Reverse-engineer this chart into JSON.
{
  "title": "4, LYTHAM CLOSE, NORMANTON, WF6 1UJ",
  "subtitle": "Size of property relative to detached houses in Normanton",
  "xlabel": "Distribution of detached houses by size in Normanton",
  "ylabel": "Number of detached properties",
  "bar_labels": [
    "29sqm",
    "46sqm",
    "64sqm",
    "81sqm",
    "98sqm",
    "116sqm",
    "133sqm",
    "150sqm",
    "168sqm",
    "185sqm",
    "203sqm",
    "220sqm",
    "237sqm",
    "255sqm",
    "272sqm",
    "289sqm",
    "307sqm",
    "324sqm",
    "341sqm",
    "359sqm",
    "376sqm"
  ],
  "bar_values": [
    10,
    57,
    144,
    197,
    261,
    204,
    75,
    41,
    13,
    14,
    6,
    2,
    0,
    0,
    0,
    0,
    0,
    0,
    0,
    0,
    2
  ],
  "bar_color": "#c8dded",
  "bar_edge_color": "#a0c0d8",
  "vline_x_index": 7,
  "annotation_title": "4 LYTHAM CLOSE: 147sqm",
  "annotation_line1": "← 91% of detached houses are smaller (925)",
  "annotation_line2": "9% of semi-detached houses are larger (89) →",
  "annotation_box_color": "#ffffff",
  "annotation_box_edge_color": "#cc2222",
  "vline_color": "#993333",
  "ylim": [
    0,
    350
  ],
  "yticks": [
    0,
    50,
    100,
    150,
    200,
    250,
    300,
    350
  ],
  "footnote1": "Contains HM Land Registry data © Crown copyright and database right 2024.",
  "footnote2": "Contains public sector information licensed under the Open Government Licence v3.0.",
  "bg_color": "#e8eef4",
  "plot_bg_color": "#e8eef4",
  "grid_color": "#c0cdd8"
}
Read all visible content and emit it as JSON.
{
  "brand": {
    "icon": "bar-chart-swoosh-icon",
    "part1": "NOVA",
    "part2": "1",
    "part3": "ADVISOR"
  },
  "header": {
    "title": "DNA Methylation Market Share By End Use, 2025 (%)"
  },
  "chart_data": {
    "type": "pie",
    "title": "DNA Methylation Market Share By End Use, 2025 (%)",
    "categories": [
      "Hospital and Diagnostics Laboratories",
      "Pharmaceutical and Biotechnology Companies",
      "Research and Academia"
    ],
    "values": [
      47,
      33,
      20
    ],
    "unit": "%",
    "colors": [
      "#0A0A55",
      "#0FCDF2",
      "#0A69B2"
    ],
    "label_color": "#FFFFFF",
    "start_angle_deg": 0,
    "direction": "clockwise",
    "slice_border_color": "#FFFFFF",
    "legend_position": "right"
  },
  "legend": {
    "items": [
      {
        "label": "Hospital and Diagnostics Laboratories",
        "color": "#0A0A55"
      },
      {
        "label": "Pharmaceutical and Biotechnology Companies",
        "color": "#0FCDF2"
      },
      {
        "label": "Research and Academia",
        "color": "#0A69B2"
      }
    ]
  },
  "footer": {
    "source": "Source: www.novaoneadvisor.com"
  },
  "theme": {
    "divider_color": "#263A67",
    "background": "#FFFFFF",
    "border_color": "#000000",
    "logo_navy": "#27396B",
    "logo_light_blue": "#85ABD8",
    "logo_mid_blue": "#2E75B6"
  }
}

+++++

## Given request:
Repeat the entries above exactly, leaving nothing out.

## Task result:
Reverse-engineer this chart into JSON.
{
  "title": "4, LYTHAM CLOSE, NORMANTON, WF6 1UJ",
  "subtitle": "Size of property relative to detached houses in Normanton",
  "xlabel": "Distribution of detached houses by size in Normanton",
  "ylabel": "Number of detached properties",
  "bar_labels": [
    "29sqm",
    "46sqm",
    "64sqm",
    "81sqm",
    "98sqm",
    "116sqm",
    "133sqm",
    "150sqm",
    "168sqm",
    "185sqm",
    "203sqm",
    "220sqm",
    "237sqm",
    "255sqm",
    "272sqm",
    "289sqm",
    "307sqm",
    "324sqm",
    "341sqm",
    "359sqm",
    "376sqm"
  ],
  "bar_values": [
    10,
    57,
    144,
    197,
    261,
    204,
    75,
    41,
    13,
    14,
    6,
    2,
    0,
    0,
    0,
    0,
    0,
    0,
    0,
    0,
    2
  ],
  "bar_color": "#c8dded",
  "bar_edge_color": "#a0c0d8",
  "vline_x_index": 7,
  "annotation_title": "4 LYTHAM CLOSE: 147sqm",
  "annotation_line1": "← 91% of detached houses are smaller (925)",
  "annotation_line2": "9% of semi-detached houses are larger (89) →",
  "annotation_box_color": "#ffffff",
  "annotation_box_edge_color": "#cc2222",
  "vline_color": "#993333",
  "ylim": [
    0,
    350
  ],
  "yticks": [
    0,
    50,
    100,
    150,
    200,
    250,
    300,
    350
  ],
  "footnote1": "Contains HM Land Registry data © Crown copyright and database right 2024.",
  "footnote2": "Contains public sector information licensed under the Open Government Licence v3.0.",
  "bg_color": "#e8eef4",
  "plot_bg_color": "#e8eef4",
  "grid_color": "#c0cdd8"
}
Read all visible content and emit it as JSON.
{
  "brand": {
    "icon": "bar-chart-swoosh-icon",
    "part1": "NOVA",
    "part2": "1",
    "part3": "ADVISOR"
  },
  "header": {
    "title": "DNA Methylation Market Share By End Use, 2025 (%)"
  },
  "chart_data": {
    "type": "pie",
    "title": "DNA Methylation Market Share By End Use, 2025 (%)",
    "categories": [
      "Hospital and Diagnostics Laboratories",
      "Pharmaceutical and Biotechnology Companies",
      "Research and Academia"
    ],
    "values": [
      47,
      33,
      20
    ],
    "unit": "%",
    "colors": [
      "#0A0A55",
      "#0FCDF2",
      "#0A69B2"
    ],
    "label_color": "#FFFFFF",
    "start_angle_deg": 0,
    "direction": "clockwise",
    "slice_border_color": "#FFFFFF",
    "legend_position": "right"
  },
  "legend": {
    "items": [
      {
        "label": "Hospital and Diagnostics Laboratories",
        "color": "#0A0A55"
      },
      {
        "label": "Pharmaceutical and Biotechnology Companies",
        "color": "#0FCDF2"
      },
      {
        "label": "Research and Academia",
        "color": "#0A69B2"
      }
    ]
  },
  "footer": {
    "source": "Source: www.novaoneadvisor.com"
  },
  "theme": {
    "divider_color": "#263A67",
    "background": "#FFFFFF",
    "border_color": "#000000",
    "logo_navy": "#27396B",
    "logo_light_blue": "#85ABD8",
    "logo_mid_blue": "#2E75B6"
  }
}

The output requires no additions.